▶ **What is needed**:
Quote the records that follow in full and exactly; leave out the pictures.

* Begin Material *

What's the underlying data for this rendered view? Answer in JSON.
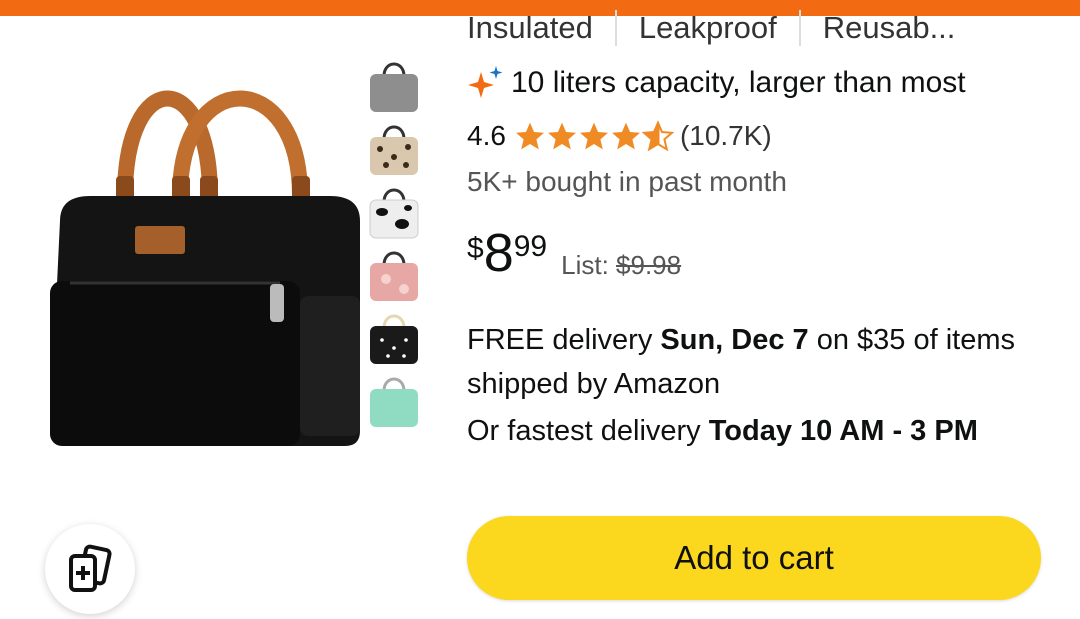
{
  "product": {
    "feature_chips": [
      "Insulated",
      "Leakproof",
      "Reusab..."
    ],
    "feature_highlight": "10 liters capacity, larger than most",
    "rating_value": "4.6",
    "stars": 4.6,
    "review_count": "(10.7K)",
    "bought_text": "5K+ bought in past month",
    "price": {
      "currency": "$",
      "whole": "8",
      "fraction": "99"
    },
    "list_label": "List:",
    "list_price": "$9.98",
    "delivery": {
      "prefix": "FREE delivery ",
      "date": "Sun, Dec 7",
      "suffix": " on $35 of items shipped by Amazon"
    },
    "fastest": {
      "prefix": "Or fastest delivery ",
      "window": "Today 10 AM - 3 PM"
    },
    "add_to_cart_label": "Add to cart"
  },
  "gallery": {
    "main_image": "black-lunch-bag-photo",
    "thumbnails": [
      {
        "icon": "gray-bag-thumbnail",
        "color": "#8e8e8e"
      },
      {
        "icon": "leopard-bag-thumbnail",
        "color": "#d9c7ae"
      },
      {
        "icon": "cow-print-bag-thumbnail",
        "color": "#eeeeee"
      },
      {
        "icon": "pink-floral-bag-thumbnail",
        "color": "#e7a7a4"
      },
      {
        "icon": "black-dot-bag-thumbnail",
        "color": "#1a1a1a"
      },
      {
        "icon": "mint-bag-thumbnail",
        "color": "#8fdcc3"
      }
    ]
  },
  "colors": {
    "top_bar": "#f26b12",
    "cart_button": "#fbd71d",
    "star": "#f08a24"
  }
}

* End Material *

▶ **Finished answer**:
What's the underlying data for this rendered view? Answer in JSON.
{
  "product": {
    "feature_chips": [
      "Insulated",
      "Leakproof",
      "Reusab..."
    ],
    "feature_highlight": "10 liters capacity, larger than most",
    "rating_value": "4.6",
    "stars": 4.6,
    "review_count": "(10.7K)",
    "bought_text": "5K+ bought in past month",
    "price": {
      "currency": "$",
      "whole": "8",
      "fraction": "99"
    },
    "list_label": "List:",
    "list_price": "$9.98",
    "delivery": {
      "prefix": "FREE delivery ",
      "date": "Sun, Dec 7",
      "suffix": " on $35 of items shipped by Amazon"
    },
    "fastest": {
      "prefix": "Or fastest delivery ",
      "window": "Today 10 AM - 3 PM"
    },
    "add_to_cart_label": "Add to cart"
  },
  "gallery": {
    "main_image": "black-lunch-bag-photo",
    "thumbnails": [
      {
        "icon": "gray-bag-thumbnail",
        "color": "#8e8e8e"
      },
      {
        "icon": "leopard-bag-thumbnail",
        "color": "#d9c7ae"
      },
      {
        "icon": "cow-print-bag-thumbnail",
        "color": "#eeeeee"
      },
      {
        "icon": "pink-floral-bag-thumbnail",
        "color": "#e7a7a4"
      },
      {
        "icon": "black-dot-bag-thumbnail",
        "color": "#1a1a1a"
      },
      {
        "icon": "mint-bag-thumbnail",
        "color": "#8fdcc3"
      }
    ]
  },
  "colors": {
    "top_bar": "#f26b12",
    "cart_button": "#fbd71d",
    "star": "#f08a24"
  }
}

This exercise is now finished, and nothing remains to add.